[Start of Dataset records]

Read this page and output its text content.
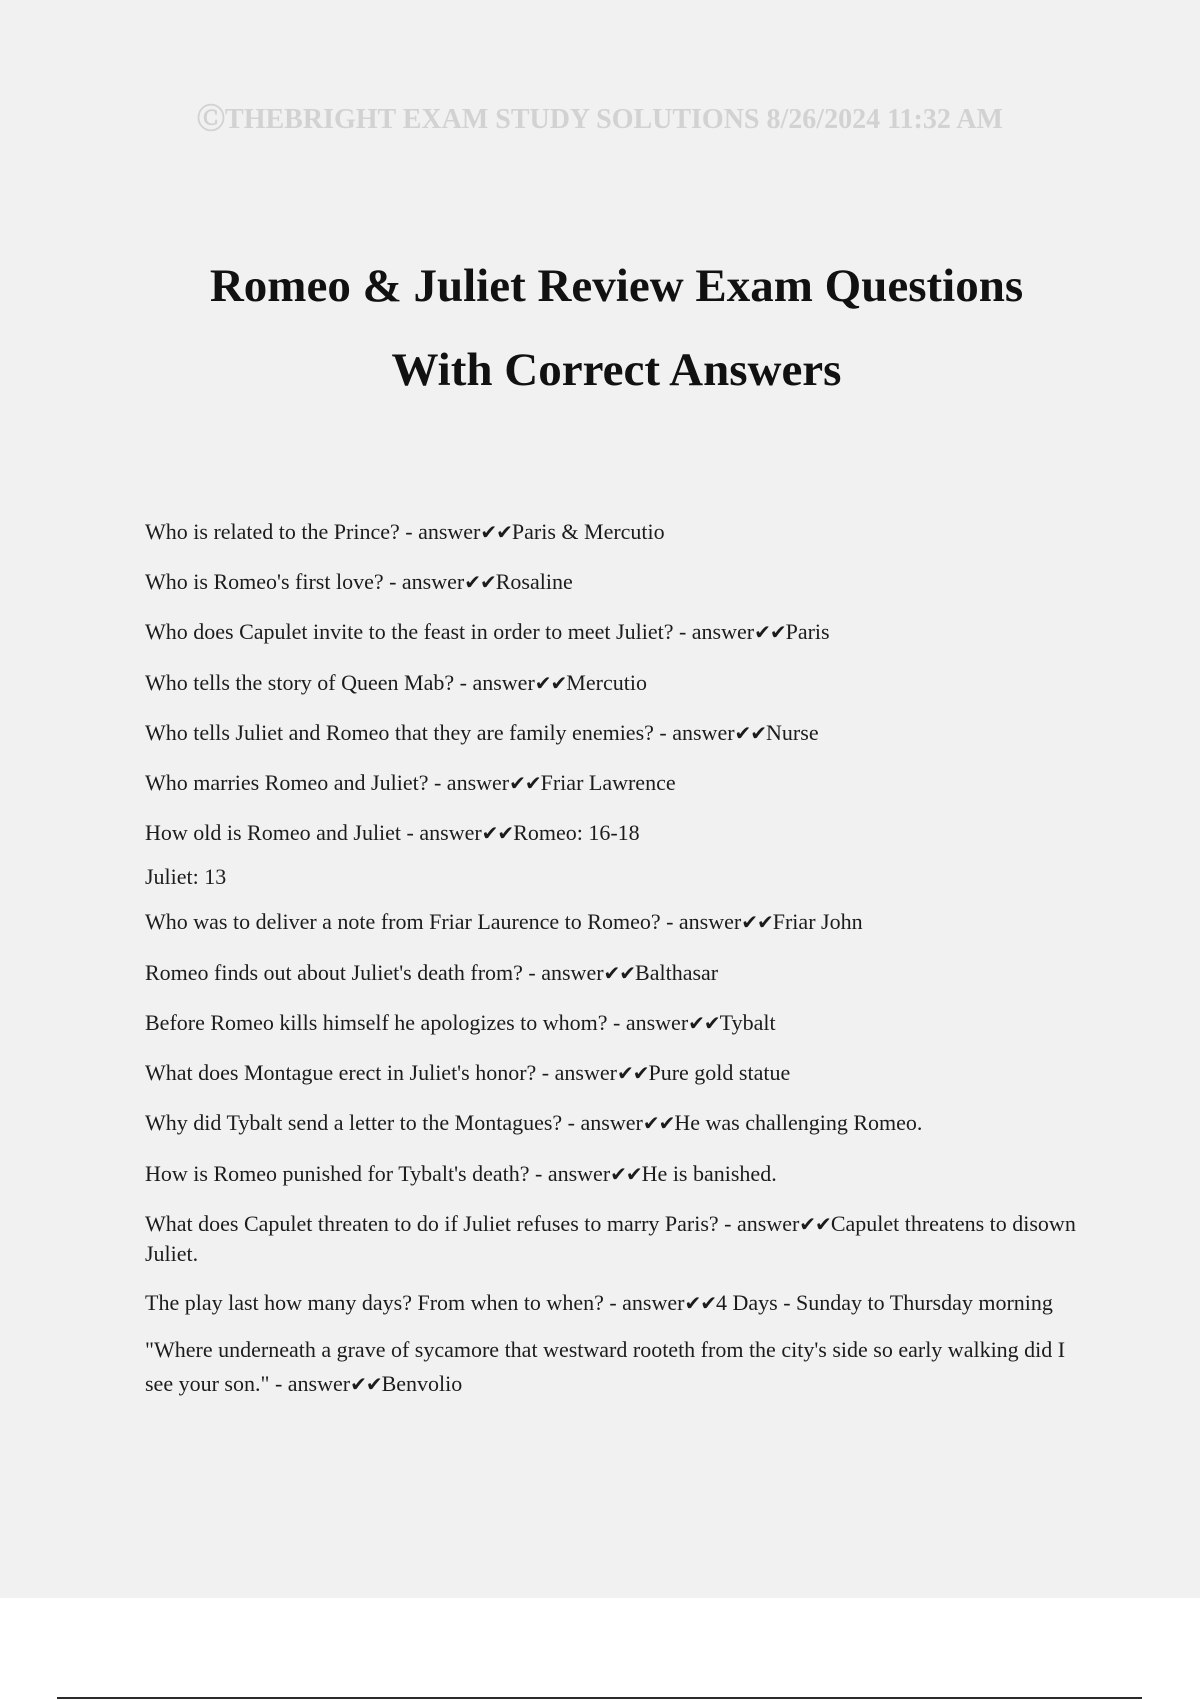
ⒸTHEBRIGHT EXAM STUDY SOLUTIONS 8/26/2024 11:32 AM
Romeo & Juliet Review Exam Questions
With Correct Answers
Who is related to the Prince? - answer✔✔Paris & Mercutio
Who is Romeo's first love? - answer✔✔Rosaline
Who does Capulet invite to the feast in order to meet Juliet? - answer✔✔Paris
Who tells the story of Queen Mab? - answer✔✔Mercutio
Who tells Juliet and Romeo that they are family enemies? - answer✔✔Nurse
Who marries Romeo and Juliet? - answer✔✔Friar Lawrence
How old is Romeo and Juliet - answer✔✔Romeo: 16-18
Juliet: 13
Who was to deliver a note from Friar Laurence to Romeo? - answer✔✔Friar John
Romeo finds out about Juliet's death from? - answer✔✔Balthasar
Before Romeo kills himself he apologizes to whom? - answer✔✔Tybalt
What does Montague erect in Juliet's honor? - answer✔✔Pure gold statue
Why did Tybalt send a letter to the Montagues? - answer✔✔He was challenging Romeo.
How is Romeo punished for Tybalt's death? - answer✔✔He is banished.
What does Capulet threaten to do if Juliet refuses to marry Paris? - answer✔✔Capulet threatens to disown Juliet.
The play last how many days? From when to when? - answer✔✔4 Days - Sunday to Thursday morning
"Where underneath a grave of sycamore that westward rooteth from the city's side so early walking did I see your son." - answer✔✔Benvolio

[End of Dataset records]
[Start of Dataset records]

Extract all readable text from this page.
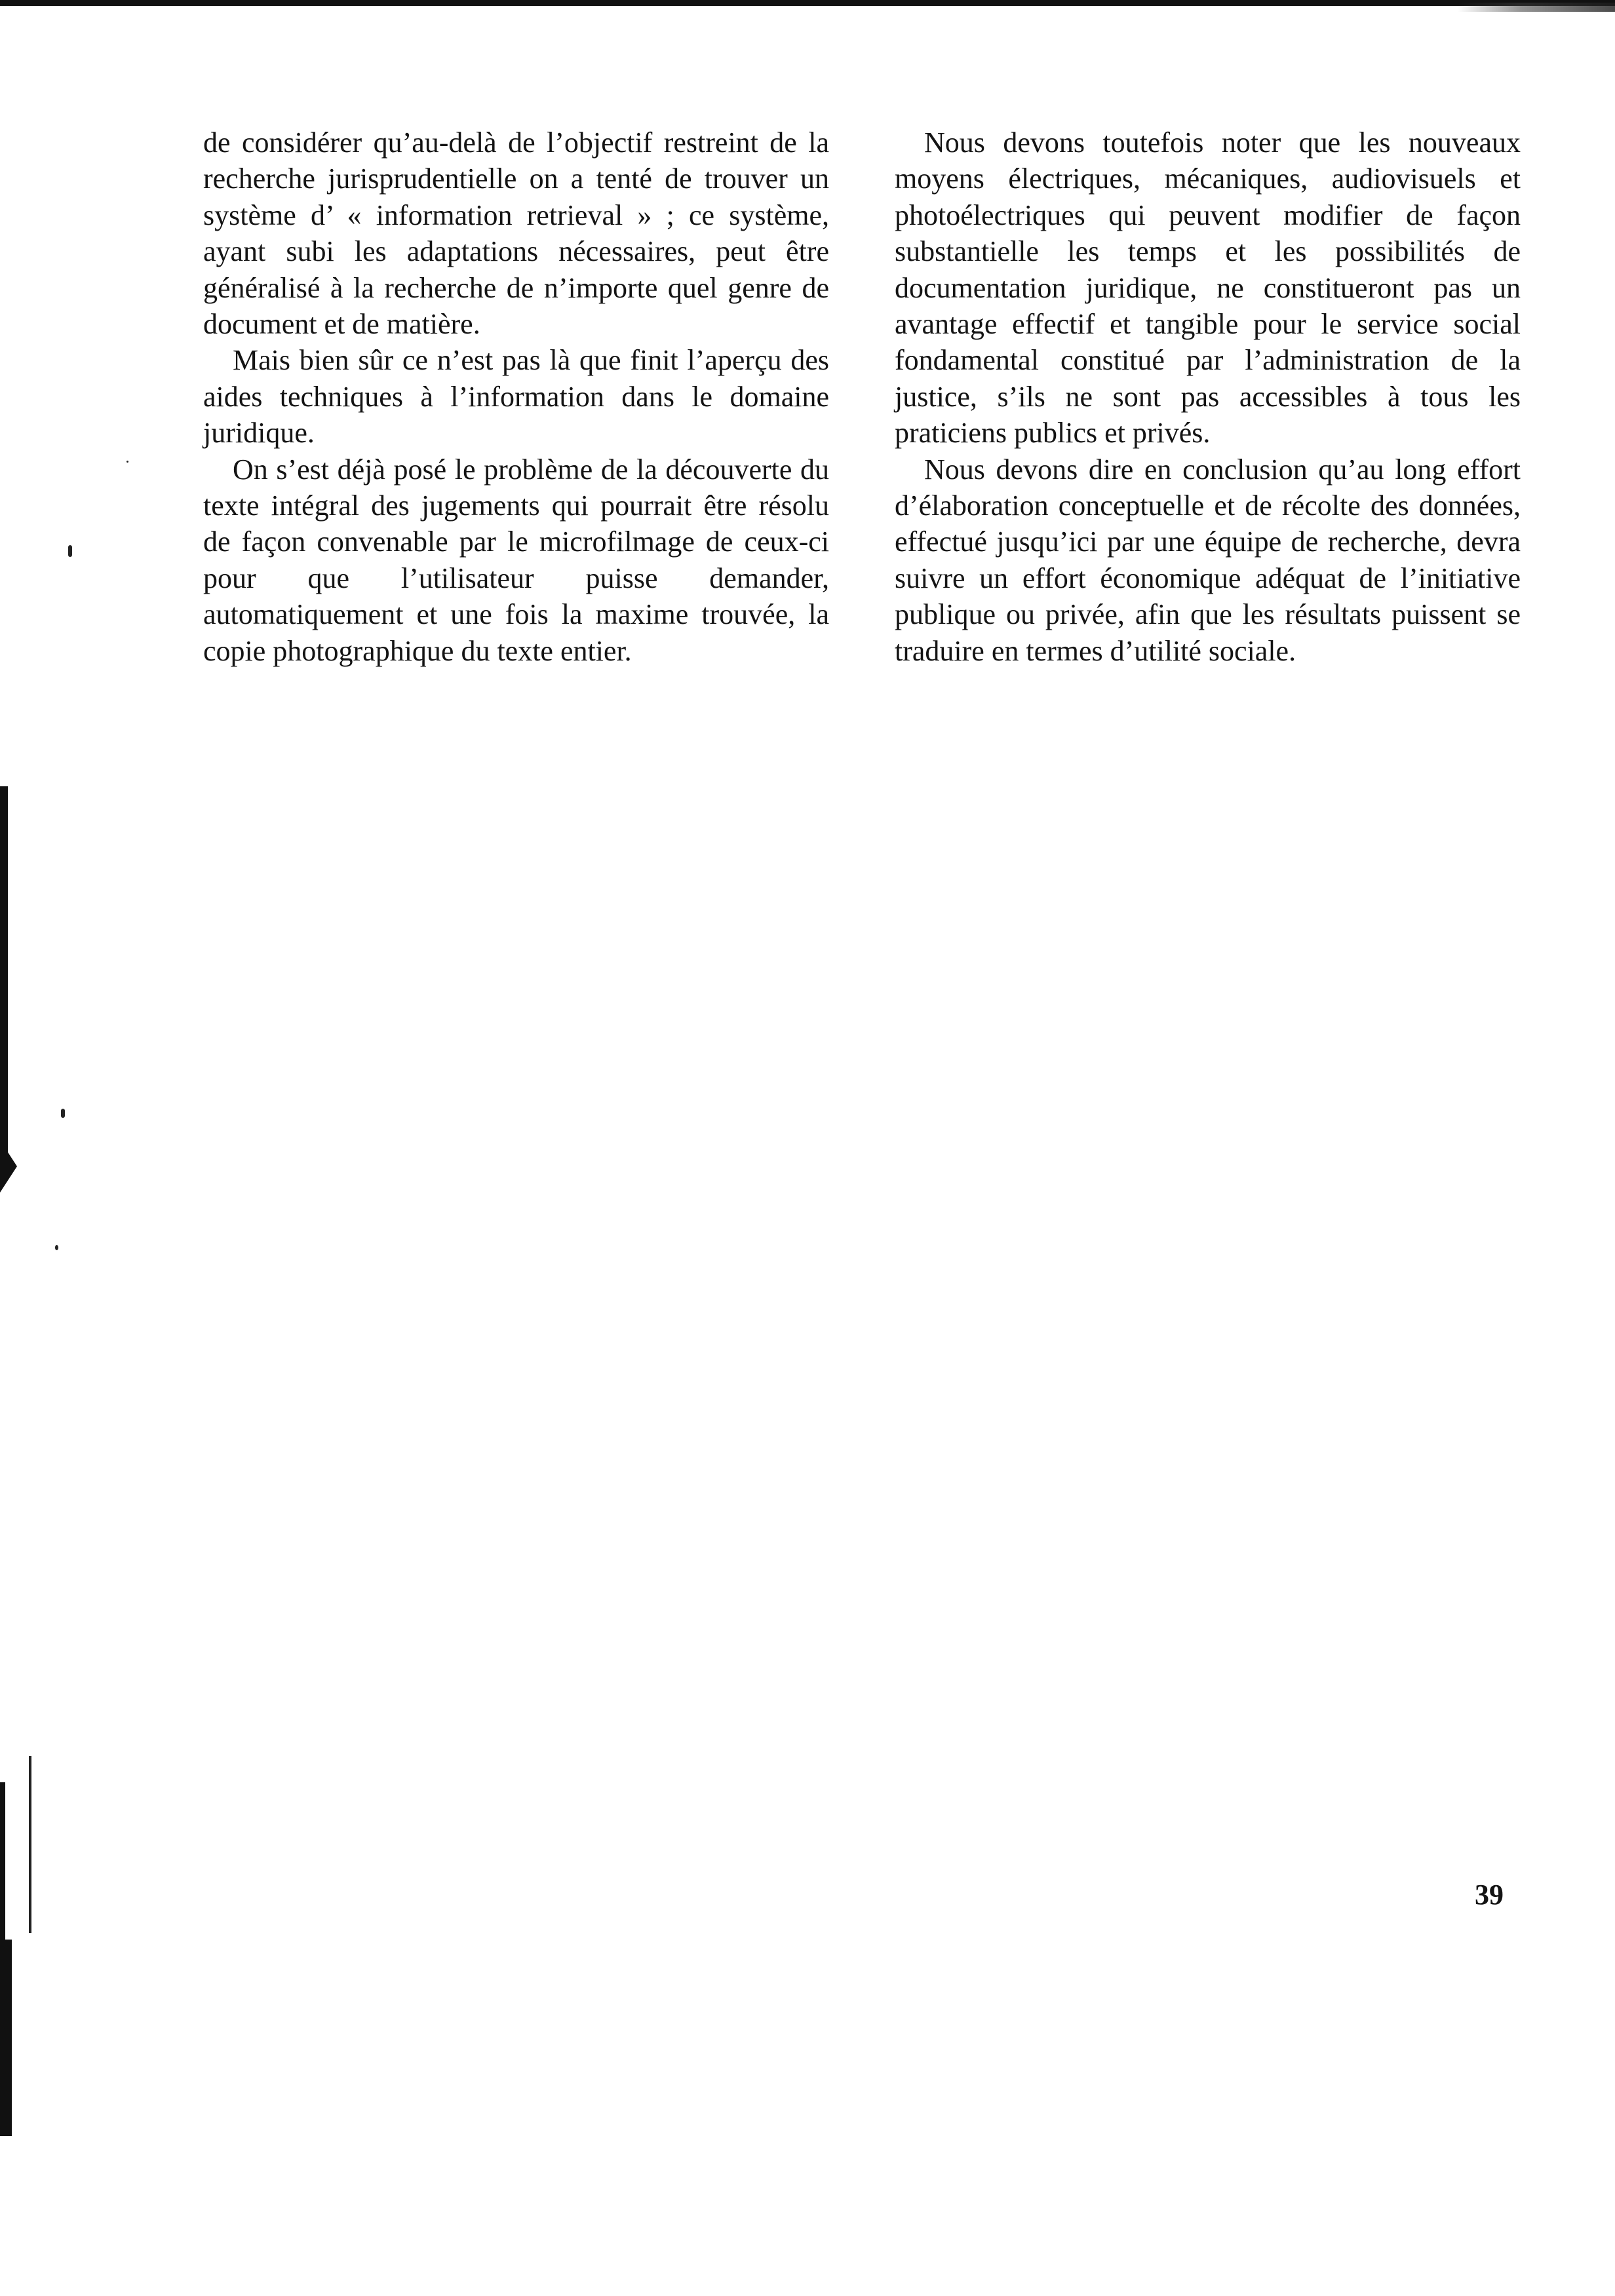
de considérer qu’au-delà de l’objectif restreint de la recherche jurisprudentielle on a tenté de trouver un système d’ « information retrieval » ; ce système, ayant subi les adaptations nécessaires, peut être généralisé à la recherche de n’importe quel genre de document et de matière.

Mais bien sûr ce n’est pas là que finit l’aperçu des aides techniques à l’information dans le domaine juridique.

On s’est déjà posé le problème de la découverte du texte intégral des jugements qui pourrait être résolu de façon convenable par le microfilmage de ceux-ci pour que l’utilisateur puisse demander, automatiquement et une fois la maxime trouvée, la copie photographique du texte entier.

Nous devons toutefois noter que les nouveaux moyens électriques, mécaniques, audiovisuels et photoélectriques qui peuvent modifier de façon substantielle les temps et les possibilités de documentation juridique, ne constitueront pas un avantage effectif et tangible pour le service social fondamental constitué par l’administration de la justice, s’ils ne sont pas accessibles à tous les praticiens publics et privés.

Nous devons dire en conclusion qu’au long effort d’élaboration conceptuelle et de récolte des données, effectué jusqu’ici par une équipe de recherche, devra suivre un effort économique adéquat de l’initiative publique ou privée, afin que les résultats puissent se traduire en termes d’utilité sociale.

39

[End of Dataset records]
[Start of Dataset records]

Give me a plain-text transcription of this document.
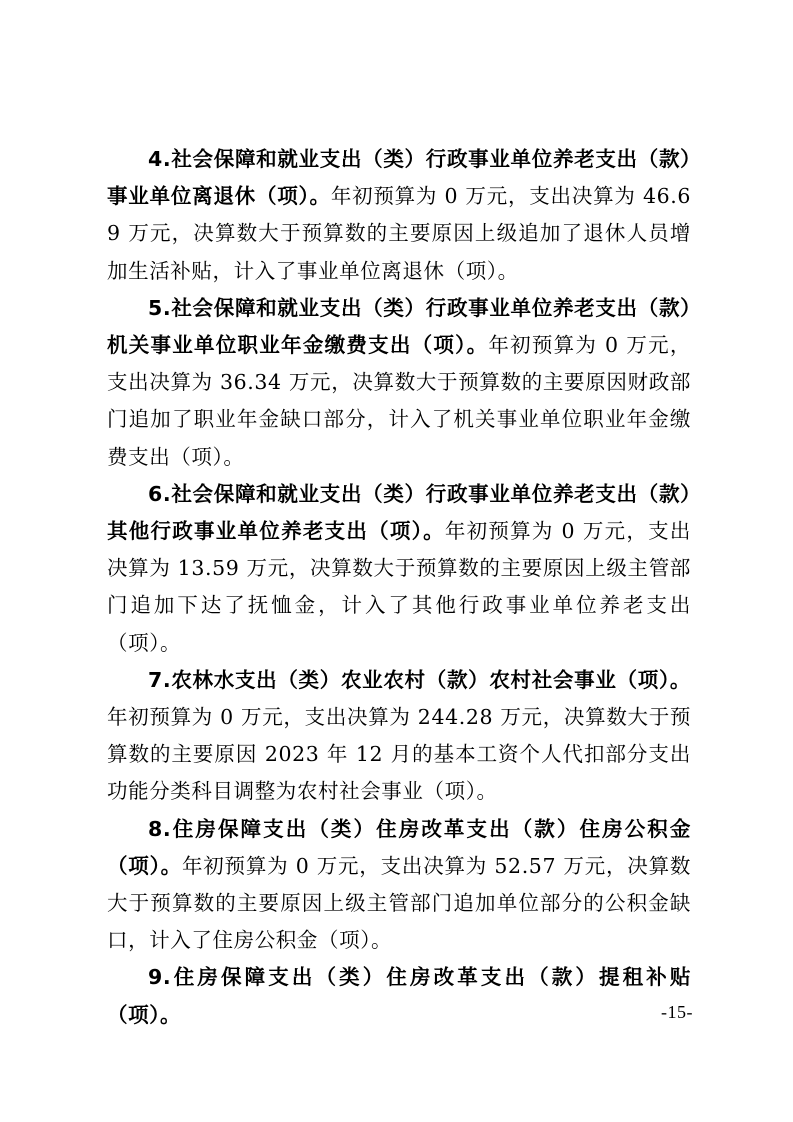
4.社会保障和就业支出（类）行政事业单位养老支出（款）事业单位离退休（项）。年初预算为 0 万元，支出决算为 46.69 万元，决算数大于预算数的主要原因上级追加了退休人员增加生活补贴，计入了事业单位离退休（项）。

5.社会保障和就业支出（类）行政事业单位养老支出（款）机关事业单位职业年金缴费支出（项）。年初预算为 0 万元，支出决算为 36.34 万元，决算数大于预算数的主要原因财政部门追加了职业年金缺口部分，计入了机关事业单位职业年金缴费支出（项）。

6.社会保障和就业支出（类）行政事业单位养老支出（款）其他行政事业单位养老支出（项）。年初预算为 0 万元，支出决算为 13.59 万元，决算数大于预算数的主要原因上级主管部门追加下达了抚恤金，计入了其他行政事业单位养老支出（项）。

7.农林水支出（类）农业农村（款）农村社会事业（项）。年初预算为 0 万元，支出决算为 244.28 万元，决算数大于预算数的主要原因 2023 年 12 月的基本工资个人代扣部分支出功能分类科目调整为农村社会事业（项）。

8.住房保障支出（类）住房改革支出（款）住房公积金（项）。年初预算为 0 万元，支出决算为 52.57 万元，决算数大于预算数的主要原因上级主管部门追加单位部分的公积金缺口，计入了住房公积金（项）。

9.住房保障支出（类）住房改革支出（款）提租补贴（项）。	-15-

[End of Dataset records]

Search the data for the string "Capulet" and copy each line where it appears.

Complete response:
Who does Capulet invite to the feast in order to meet Juliet? - answer✔✔Paris
What does Capulet threaten to do if Juliet refuses to marry Paris? - answer✔✔Capulet threatens to disown Juliet.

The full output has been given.